▸ **What is needed**
Identify the lines that contain the word "name", then copy them.

▸ **Supplied records**
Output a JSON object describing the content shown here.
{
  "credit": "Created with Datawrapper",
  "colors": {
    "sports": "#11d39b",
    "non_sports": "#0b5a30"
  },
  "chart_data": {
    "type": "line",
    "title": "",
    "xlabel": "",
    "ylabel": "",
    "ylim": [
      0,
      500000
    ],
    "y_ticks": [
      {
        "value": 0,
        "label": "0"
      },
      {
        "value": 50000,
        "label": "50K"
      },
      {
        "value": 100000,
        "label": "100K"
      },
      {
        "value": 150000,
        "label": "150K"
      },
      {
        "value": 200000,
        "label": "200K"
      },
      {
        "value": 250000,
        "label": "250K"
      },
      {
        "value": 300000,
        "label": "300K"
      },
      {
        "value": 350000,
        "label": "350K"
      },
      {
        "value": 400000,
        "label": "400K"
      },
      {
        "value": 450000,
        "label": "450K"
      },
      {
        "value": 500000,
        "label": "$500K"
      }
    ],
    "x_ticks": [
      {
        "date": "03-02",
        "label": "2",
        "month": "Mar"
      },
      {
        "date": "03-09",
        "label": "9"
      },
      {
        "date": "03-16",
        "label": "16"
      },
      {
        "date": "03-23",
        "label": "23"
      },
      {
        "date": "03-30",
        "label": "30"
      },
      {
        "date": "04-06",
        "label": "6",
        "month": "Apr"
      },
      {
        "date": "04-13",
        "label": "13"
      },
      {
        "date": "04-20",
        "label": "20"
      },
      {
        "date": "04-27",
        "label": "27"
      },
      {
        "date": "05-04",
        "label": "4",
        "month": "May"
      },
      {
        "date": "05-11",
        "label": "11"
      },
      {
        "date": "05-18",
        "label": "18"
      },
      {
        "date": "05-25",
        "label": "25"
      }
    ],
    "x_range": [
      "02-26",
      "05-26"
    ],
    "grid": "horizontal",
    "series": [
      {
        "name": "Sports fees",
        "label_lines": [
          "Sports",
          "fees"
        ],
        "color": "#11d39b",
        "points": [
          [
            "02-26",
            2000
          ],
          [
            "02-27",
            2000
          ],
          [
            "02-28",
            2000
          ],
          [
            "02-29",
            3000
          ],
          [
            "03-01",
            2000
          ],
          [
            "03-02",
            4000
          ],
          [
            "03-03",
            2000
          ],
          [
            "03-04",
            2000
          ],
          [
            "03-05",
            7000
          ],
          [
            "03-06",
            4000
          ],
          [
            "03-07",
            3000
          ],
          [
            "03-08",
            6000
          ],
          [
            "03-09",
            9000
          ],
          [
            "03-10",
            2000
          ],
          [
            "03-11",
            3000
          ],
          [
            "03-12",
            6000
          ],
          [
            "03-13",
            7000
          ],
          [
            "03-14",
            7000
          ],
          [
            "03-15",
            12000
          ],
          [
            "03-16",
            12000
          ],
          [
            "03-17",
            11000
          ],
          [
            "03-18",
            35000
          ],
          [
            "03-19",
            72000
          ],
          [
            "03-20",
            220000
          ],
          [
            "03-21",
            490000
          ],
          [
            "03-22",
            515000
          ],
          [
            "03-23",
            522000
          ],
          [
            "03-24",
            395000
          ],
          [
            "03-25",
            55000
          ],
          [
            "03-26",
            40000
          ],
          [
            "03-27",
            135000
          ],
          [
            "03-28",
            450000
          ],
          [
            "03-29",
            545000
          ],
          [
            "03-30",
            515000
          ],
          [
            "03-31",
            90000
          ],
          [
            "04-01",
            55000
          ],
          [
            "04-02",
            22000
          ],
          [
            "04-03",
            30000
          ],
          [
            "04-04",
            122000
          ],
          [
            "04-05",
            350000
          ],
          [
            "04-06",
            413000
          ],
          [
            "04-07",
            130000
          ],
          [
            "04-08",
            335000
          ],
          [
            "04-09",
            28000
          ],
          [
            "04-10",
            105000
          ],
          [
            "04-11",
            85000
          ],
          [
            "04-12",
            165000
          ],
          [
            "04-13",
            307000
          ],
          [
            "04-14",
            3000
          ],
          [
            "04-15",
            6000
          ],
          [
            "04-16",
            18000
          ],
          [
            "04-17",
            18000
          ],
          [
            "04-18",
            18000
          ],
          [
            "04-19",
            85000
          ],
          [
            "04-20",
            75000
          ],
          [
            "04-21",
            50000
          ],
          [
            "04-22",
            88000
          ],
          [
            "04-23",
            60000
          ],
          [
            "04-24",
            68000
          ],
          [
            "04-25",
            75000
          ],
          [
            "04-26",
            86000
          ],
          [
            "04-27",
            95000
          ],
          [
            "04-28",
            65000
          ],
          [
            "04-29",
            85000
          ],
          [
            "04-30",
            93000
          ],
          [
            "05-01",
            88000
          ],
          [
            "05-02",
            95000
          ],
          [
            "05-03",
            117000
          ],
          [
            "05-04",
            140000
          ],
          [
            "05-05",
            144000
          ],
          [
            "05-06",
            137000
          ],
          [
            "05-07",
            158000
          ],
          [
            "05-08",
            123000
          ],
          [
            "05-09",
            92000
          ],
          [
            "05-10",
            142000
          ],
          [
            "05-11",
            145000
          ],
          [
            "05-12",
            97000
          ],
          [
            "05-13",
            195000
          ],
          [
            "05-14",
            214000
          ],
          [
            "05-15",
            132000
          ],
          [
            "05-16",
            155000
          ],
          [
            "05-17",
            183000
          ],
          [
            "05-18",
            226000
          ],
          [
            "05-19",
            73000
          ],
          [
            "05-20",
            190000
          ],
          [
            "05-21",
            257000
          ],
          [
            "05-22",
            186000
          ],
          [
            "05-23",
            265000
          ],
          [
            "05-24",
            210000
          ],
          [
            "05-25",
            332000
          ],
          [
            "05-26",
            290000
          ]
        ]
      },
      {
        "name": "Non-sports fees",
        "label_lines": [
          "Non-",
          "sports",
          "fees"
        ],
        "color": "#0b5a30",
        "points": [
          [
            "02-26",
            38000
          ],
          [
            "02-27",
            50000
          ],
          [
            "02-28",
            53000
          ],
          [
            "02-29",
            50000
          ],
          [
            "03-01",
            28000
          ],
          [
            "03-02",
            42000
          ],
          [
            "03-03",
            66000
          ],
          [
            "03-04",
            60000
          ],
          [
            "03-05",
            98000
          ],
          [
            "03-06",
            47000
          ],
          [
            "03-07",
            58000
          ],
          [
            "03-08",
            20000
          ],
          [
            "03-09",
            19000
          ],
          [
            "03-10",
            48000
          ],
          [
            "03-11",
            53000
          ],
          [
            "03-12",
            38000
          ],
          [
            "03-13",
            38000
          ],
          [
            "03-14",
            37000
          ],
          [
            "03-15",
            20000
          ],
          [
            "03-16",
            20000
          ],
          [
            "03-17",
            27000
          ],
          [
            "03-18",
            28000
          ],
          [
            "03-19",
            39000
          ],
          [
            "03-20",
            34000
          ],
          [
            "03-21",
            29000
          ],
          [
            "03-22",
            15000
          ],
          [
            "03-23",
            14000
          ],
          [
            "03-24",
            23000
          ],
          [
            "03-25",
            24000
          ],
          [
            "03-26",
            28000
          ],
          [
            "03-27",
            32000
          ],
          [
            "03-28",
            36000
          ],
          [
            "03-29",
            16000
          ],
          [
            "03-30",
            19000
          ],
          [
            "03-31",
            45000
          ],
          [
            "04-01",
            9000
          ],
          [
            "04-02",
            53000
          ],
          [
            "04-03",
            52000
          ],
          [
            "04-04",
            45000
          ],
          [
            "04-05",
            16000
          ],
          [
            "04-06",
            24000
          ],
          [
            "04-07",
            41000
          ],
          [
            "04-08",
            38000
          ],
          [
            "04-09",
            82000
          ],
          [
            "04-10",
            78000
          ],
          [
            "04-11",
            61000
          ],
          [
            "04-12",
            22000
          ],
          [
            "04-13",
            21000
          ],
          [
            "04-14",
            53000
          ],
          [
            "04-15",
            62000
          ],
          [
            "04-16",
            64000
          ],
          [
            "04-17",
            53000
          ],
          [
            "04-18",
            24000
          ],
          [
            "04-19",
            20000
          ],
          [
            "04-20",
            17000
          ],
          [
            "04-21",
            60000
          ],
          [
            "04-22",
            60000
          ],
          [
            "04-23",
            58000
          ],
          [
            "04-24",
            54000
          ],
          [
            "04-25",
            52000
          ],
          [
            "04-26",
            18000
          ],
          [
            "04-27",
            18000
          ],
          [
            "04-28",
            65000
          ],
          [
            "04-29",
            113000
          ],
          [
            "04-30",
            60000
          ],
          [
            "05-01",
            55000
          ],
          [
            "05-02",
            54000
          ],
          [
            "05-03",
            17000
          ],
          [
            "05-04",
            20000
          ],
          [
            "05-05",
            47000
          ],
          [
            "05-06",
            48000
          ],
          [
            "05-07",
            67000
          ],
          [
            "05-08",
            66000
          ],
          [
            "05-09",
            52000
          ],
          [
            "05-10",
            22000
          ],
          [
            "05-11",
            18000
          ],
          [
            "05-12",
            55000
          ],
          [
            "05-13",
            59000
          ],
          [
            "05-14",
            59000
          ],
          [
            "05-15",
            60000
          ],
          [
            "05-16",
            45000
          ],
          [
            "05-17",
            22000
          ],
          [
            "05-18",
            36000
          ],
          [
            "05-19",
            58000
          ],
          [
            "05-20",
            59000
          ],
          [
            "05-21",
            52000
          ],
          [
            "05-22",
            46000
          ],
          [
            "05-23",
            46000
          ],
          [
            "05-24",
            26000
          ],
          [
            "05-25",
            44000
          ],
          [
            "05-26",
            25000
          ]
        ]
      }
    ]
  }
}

▸ **Reply**
        "name": "Sports fees",
        "name": "Non-sports fees",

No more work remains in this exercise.